Dataset entries:
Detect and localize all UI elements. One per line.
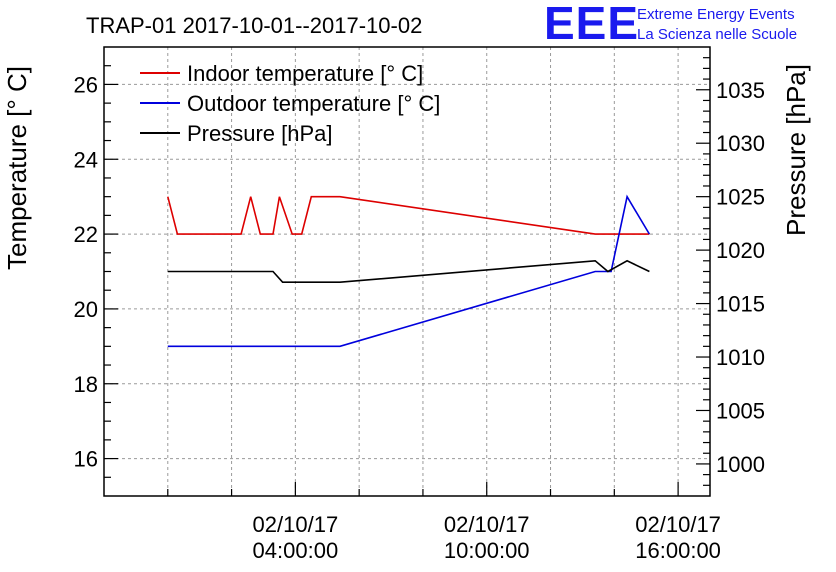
series-line-1 xyxy=(167,194,651,348)
legend: Indoor temperature [° C] Outdoor temperat… xyxy=(140,61,440,146)
eee-logo-line2: La Scienza nelle Scuole xyxy=(637,26,797,43)
y2-tick-label: 1000 xyxy=(716,452,765,477)
legend-label-2: Pressure [hPa] xyxy=(187,121,333,146)
axis-ticks xyxy=(104,57,710,496)
y2-axis-title: Pressure [hPa] xyxy=(781,64,811,236)
series-lines xyxy=(167,194,651,348)
y-tick-label: 24 xyxy=(74,147,98,172)
eee-logo-mark: EEE xyxy=(544,0,639,49)
grid xyxy=(104,47,710,496)
x-tick-date: 02/10/17 xyxy=(635,512,721,537)
y-tick-label: 20 xyxy=(74,297,98,322)
x-tick-time: 10:00:00 xyxy=(444,538,530,563)
y2-tick-label: 1005 xyxy=(716,398,765,423)
y-tick-label: 18 xyxy=(74,372,98,397)
eee-logo-line1: Extreme Energy Events xyxy=(637,6,795,23)
y-tick-label: 26 xyxy=(74,72,98,97)
y2-tick-label: 1030 xyxy=(716,131,765,156)
x-tick-time: 04:00:00 xyxy=(253,538,339,563)
y2-tick-label: 1015 xyxy=(716,292,765,317)
series-line-2 xyxy=(167,259,650,284)
legend-label-0: Indoor temperature [° C] xyxy=(187,61,423,86)
legend-label-1: Outdoor temperature [° C] xyxy=(187,91,440,116)
y2-tick-label: 1010 xyxy=(716,345,765,370)
chart-title: TRAP-01 2017-10-01--2017-10-02 xyxy=(86,13,422,38)
y2-tick-label: 1020 xyxy=(716,238,765,263)
y2-tick-label: 1025 xyxy=(716,185,765,210)
y-tick-label: 22 xyxy=(74,222,98,247)
y2-tick-label: 1035 xyxy=(716,78,765,103)
y-tick-label: 16 xyxy=(74,447,98,472)
x-tick-date: 02/10/17 xyxy=(444,512,530,537)
tick-labels: 16 18 20 22 24 26 1000 1005 1010 1015 1020 1025 1030… xyxy=(74,72,765,563)
y-axis-title: Temperature [° C] xyxy=(2,66,32,270)
eee-logo: EEE Extreme Energy Events La Scienza nel… xyxy=(544,0,797,49)
x-tick-date: 02/10/17 xyxy=(253,512,339,537)
x-tick-time: 16:00:00 xyxy=(635,538,721,563)
series-line-0 xyxy=(167,195,650,235)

What is needed: Reproduce the listing above line for line, with no changes, and leave out the picture.

Output of the exercise:
Detect and localize all UI elements. One per line.
series-line-1 xyxy=(167,194,651,348)
legend: Indoor temperature [° C] Outdoor temperat… xyxy=(140,61,440,146)
eee-logo-line2: La Scienza nelle Scuole xyxy=(637,26,797,43)
y2-tick-label: 1000 xyxy=(716,452,765,477)
legend-label-2: Pressure [hPa] xyxy=(187,121,333,146)
axis-ticks xyxy=(104,57,710,496)
y2-axis-title: Pressure [hPa] xyxy=(781,64,811,236)
series-lines xyxy=(167,194,651,348)
y-tick-label: 24 xyxy=(74,147,98,172)
eee-logo-mark: EEE xyxy=(544,0,639,49)
grid xyxy=(104,47,710,496)
x-tick-date: 02/10/17 xyxy=(635,512,721,537)
y-tick-label: 20 xyxy=(74,297,98,322)
x-tick-time: 10:00:00 xyxy=(444,538,530,563)
y2-tick-label: 1005 xyxy=(716,398,765,423)
y-tick-label: 18 xyxy=(74,372,98,397)
eee-logo-line1: Extreme Energy Events xyxy=(637,6,795,23)
y-tick-label: 26 xyxy=(74,72,98,97)
y2-tick-label: 1030 xyxy=(716,131,765,156)
x-tick-time: 04:00:00 xyxy=(253,538,339,563)
y2-tick-label: 1015 xyxy=(716,292,765,317)
series-line-2 xyxy=(167,259,650,284)
legend-label-0: Indoor temperature [° C] xyxy=(187,61,423,86)
legend-label-1: Outdoor temperature [° C] xyxy=(187,91,440,116)
y2-tick-label: 1010 xyxy=(716,345,765,370)
chart-title: TRAP-01 2017-10-01--2017-10-02 xyxy=(86,13,422,38)
y2-tick-label: 1020 xyxy=(716,238,765,263)
y2-tick-label: 1025 xyxy=(716,185,765,210)
y-tick-label: 22 xyxy=(74,222,98,247)
y2-tick-label: 1035 xyxy=(716,78,765,103)
y-tick-label: 16 xyxy=(74,447,98,472)
x-tick-date: 02/10/17 xyxy=(444,512,530,537)
tick-labels: 16 18 20 22 24 26 1000 1005 1010 1015 1020 1025 1030… xyxy=(74,72,765,563)
y-axis-title: Temperature [° C] xyxy=(2,66,32,270)
eee-logo: EEE Extreme Energy Events La Scienza nel… xyxy=(544,0,797,49)
x-tick-date: 02/10/17 xyxy=(253,512,339,537)
x-tick-time: 16:00:00 xyxy=(635,538,721,563)
series-line-0 xyxy=(167,195,650,235)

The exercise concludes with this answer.